» **DATA RECORDS**
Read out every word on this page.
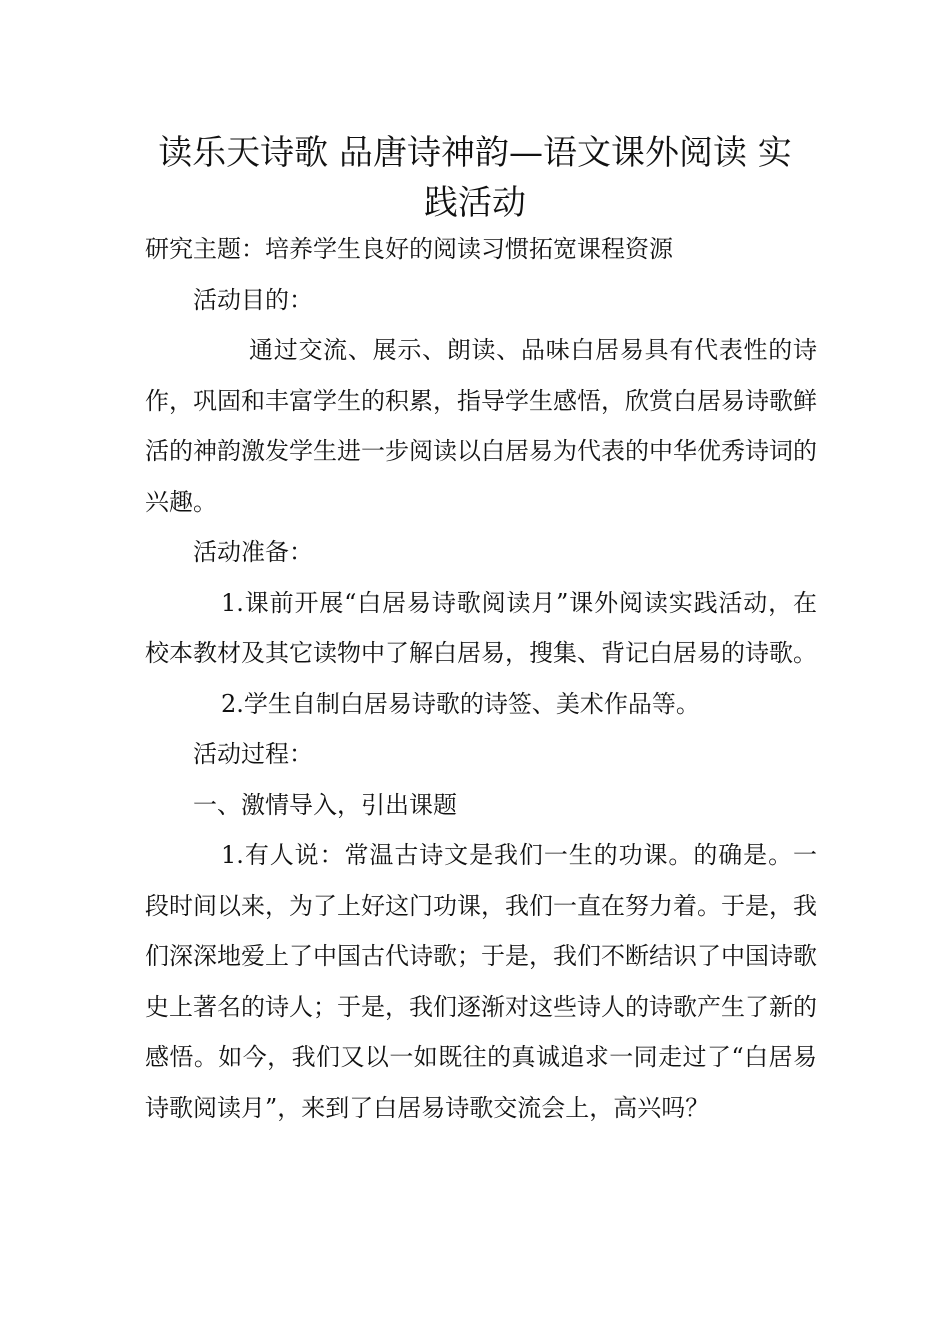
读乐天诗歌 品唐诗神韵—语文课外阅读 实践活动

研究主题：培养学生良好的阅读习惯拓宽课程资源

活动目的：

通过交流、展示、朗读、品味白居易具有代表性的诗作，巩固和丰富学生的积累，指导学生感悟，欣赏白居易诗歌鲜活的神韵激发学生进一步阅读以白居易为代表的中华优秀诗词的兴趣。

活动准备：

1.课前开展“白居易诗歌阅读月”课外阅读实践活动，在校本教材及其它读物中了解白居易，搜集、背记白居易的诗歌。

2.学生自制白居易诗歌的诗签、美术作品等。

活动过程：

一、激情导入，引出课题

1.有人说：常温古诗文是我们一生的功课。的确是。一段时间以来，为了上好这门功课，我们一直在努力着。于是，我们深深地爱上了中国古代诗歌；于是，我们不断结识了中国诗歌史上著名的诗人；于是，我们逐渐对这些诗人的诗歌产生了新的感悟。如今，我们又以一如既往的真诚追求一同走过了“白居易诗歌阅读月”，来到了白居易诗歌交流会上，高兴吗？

* * *

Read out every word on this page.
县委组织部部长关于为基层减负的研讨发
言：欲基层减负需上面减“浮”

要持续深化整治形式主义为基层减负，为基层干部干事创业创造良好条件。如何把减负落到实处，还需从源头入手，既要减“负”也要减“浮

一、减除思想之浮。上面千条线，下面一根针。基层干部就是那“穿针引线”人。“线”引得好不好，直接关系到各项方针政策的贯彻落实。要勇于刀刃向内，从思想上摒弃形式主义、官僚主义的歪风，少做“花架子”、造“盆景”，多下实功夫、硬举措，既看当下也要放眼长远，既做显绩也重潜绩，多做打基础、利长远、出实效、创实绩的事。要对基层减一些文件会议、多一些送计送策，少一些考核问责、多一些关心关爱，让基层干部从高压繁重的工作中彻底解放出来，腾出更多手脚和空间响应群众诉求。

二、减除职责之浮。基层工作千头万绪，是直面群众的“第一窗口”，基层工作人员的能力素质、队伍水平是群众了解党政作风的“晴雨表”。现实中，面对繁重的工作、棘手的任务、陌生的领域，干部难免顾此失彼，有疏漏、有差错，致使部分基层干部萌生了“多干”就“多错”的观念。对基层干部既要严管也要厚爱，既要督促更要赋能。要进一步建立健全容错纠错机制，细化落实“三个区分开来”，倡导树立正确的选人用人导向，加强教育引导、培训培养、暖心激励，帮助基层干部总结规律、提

» **EXERCISE TASK**
Copy every line of the entries above in which "白居易诗歌阅读月" occurs.

» **RESULT OF THE TASK**
1.课前开展“白居易诗歌阅读月”课外阅读实践活动，在校本教材及其它读物中了解白居易，搜集、背记白居易的诗歌。
1.有人说：常温古诗文是我们一生的功课。的确是。一段时间以来，为了上好这门功课，我们一直在努力着。于是，我们深深地爱上了中国古代诗歌；于是，我们不断结识了中国诗歌史上著名的诗人；于是，我们逐渐对这些诗人的诗歌产生了新的感悟。如今，我们又以一如既往的真诚追求一同走过了“白居易诗歌阅读月”，来到了白居易诗歌交流会上，高兴吗？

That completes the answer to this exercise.